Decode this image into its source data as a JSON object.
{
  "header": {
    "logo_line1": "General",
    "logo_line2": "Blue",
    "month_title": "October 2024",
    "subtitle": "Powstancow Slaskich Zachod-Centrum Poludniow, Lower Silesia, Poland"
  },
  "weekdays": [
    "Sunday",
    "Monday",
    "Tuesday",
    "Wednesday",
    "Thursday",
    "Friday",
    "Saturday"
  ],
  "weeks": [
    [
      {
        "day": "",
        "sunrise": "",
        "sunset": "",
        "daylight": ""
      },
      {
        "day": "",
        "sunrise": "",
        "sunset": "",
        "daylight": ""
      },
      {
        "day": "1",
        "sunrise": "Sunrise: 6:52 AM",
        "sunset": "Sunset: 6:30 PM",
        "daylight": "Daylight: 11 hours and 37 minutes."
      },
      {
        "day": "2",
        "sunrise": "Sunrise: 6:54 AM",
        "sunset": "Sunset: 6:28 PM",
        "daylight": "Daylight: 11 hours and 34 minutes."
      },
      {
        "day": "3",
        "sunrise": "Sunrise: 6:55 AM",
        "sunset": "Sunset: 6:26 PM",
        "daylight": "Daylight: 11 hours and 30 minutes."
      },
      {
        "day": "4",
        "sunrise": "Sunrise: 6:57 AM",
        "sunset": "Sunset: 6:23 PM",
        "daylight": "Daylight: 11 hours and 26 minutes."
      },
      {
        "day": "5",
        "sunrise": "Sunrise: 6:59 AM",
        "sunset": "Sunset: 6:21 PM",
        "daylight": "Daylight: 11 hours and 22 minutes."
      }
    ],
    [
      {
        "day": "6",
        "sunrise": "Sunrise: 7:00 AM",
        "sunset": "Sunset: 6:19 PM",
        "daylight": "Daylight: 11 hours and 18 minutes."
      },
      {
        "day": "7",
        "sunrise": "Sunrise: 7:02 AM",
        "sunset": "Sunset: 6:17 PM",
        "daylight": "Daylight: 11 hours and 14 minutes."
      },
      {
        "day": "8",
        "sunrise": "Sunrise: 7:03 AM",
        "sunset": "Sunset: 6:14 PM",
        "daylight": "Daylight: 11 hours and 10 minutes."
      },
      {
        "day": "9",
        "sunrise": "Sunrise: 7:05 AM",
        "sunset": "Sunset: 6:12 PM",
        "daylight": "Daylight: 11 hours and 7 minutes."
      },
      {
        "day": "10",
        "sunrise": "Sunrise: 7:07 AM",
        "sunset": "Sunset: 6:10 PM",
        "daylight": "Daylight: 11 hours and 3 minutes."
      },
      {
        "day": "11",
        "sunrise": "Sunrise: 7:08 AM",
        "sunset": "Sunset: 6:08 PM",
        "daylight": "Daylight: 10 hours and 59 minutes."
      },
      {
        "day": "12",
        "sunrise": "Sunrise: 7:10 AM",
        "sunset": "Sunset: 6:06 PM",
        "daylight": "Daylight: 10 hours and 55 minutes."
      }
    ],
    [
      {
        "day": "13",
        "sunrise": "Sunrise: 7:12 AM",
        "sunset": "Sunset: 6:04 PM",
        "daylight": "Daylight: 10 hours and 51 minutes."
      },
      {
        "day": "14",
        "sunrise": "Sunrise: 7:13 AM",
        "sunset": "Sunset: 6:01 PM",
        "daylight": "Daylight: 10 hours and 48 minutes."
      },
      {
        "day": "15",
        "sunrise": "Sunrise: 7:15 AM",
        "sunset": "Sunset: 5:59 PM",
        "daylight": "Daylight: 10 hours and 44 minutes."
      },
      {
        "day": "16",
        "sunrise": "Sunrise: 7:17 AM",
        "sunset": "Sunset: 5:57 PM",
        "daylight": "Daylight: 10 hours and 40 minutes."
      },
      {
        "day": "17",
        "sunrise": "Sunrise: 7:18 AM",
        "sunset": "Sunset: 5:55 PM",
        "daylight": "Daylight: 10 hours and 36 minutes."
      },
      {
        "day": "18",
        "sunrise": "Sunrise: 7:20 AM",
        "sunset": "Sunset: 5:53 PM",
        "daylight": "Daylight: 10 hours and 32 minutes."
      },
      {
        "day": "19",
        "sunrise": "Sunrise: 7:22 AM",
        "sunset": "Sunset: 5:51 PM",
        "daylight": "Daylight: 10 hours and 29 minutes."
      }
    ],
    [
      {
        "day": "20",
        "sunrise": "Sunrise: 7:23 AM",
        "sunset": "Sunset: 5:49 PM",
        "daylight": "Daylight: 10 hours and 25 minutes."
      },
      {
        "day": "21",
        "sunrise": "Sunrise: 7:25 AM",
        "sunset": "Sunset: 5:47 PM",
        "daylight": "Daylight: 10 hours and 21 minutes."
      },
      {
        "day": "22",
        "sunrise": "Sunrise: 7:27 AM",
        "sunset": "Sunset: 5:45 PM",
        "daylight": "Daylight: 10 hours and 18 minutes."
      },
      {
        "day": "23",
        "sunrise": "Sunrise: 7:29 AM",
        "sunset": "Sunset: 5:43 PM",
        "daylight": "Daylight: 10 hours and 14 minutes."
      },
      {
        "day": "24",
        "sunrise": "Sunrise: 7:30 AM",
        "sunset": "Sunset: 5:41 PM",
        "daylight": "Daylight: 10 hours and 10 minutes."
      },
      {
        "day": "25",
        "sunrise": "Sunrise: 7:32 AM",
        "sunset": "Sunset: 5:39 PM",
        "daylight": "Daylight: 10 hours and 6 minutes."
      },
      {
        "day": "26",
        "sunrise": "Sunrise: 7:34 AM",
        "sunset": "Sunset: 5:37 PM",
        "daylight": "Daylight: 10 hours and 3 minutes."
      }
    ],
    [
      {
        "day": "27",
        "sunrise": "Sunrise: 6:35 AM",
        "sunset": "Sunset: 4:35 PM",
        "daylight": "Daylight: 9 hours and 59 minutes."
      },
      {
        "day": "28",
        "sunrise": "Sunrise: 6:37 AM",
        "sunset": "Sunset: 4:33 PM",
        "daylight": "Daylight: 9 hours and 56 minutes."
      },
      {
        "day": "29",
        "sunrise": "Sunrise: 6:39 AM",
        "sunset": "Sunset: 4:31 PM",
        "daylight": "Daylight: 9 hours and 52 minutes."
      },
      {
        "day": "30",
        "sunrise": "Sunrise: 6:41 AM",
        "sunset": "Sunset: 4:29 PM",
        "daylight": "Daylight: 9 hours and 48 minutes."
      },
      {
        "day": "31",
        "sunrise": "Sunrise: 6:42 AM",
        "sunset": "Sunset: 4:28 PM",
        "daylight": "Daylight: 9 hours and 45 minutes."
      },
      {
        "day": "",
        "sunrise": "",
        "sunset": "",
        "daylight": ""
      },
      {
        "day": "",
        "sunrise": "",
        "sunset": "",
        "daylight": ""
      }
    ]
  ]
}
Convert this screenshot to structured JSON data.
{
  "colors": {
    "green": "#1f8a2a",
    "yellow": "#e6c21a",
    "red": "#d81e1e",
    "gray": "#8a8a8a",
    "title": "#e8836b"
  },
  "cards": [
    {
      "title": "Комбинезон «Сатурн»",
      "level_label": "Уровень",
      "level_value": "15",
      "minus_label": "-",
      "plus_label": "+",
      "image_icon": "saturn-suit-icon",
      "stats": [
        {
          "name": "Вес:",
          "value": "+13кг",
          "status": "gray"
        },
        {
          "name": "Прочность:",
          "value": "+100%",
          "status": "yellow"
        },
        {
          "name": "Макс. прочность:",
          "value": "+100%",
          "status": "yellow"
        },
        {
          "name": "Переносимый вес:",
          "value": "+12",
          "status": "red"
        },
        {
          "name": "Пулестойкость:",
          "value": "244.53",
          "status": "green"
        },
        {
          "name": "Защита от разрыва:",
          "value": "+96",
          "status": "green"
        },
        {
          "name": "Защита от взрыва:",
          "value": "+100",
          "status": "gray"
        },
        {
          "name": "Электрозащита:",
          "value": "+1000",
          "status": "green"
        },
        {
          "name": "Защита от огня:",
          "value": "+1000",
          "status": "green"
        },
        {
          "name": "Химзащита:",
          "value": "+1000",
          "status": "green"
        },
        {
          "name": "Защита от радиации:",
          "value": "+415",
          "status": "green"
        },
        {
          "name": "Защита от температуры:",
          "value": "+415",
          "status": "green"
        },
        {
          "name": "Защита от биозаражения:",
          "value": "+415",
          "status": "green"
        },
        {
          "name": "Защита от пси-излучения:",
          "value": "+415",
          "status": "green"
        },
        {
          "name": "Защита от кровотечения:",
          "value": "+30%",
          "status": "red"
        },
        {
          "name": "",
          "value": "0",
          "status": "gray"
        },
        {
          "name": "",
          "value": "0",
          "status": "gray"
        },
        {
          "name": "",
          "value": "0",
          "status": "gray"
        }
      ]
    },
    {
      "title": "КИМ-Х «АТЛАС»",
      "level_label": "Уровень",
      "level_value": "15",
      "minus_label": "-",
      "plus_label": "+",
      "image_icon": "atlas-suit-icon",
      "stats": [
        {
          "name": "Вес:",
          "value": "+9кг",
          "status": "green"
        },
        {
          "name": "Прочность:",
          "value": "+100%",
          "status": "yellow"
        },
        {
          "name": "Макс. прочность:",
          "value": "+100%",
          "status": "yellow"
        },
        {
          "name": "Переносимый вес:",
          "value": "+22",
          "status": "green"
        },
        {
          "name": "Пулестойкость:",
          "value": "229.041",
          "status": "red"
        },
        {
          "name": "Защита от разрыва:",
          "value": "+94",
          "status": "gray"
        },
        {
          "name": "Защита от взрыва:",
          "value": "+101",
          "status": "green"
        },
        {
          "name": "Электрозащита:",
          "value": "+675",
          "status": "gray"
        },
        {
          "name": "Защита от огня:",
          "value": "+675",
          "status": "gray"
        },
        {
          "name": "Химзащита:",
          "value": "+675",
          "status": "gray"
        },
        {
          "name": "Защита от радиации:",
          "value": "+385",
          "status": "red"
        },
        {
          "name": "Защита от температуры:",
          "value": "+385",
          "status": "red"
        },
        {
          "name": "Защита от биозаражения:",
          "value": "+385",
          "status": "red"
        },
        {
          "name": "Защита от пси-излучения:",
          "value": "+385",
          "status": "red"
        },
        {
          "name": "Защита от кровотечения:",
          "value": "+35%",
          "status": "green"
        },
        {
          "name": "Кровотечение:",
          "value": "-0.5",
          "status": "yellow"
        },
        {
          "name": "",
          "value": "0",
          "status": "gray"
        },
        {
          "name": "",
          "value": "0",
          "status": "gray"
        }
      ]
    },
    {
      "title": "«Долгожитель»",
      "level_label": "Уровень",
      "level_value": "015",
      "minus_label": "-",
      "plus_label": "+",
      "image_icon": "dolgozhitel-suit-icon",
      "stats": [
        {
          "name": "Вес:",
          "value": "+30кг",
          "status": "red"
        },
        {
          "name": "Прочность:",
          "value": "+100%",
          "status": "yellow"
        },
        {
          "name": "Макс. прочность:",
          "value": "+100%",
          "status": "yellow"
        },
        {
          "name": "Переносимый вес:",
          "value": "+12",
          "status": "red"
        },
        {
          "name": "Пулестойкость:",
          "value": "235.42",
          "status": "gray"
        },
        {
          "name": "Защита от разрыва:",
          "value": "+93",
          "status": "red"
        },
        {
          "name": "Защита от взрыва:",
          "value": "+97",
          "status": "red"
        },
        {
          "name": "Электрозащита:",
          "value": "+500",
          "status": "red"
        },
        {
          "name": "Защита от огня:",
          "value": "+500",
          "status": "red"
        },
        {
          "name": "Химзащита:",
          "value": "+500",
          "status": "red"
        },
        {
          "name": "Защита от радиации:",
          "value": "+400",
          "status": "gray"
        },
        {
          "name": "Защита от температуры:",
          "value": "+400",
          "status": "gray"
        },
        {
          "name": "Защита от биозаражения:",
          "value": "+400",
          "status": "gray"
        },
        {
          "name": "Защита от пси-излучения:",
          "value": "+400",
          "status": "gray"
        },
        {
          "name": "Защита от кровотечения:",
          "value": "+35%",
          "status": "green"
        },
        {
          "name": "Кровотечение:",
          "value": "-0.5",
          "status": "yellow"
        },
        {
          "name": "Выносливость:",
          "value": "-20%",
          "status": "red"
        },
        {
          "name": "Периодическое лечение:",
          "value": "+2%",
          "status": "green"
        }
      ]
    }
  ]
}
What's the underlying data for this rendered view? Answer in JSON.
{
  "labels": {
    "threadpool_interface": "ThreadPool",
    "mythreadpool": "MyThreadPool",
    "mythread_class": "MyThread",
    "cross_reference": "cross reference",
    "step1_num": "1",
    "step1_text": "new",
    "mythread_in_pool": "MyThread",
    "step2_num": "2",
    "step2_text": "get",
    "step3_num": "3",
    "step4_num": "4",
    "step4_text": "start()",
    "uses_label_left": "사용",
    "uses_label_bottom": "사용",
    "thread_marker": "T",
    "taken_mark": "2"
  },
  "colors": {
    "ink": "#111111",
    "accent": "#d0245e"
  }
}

▸ Exercise description:
Go through the records and gather the lines that hold "icon".

▸ Expected answer:
      "image_icon": "saturn-suit-icon",
      "image_icon": "atlas-suit-icon",
      "image_icon": "dolgozhitel-suit-icon",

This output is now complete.